▸ **WRITTEN TASK**: Narrow the data below down to the lines containing "document".

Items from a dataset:
>> Begin

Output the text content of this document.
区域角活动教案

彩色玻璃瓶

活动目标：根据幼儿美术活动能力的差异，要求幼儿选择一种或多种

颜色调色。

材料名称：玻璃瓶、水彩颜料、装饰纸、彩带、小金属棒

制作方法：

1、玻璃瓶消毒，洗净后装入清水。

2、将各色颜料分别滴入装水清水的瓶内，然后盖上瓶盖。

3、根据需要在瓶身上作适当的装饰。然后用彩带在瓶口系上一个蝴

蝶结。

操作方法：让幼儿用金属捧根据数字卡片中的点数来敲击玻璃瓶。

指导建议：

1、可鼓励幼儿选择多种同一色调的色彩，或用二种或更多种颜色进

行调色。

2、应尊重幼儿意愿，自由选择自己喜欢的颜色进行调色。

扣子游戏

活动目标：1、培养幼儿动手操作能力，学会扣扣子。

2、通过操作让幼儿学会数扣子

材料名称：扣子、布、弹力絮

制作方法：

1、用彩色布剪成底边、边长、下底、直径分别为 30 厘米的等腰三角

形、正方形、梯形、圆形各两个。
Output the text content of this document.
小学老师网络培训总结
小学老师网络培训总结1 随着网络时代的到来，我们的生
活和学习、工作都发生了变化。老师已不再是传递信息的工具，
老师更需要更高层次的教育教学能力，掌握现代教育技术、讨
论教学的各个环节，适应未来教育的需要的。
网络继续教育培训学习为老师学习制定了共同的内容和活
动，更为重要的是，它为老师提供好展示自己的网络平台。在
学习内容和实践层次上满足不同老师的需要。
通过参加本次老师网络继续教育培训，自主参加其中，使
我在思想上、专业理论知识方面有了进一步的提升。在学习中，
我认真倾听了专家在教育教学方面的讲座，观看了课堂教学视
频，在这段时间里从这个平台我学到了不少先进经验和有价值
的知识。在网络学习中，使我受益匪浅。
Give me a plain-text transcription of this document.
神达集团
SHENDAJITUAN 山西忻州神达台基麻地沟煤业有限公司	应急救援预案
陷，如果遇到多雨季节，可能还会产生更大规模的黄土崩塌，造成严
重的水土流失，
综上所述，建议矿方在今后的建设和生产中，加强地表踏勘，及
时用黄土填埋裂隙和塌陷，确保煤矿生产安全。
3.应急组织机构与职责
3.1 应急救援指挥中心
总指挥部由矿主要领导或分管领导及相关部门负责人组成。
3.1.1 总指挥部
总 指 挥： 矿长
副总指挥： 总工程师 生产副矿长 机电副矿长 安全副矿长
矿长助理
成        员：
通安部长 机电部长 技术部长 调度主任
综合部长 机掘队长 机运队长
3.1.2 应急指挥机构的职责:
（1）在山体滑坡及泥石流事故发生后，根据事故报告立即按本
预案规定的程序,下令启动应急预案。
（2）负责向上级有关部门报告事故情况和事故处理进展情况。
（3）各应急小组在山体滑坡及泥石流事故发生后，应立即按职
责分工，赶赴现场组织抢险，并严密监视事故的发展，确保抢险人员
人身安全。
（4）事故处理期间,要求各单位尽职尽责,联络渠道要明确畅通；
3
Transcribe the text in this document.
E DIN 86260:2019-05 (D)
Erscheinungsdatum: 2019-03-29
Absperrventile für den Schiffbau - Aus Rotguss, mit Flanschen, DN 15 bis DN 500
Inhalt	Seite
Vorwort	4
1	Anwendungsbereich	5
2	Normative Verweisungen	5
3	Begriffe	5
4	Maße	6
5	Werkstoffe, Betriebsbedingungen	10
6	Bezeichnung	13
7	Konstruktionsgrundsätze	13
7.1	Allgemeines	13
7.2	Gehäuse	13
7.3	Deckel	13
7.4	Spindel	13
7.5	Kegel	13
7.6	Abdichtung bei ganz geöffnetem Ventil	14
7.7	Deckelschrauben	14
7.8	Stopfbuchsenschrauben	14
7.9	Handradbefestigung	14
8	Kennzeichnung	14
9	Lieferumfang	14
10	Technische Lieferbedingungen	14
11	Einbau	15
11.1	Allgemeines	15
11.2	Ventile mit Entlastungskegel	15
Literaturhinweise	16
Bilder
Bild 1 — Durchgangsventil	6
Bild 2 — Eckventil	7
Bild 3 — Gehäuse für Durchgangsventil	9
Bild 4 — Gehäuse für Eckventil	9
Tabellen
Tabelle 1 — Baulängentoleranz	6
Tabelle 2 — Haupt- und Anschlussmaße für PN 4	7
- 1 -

>> End

▸ **RESPONSE**:
Output the text content of this document.
Output the text content of this document.
Give me a plain-text transcription of this document.
Transcribe the text in this document.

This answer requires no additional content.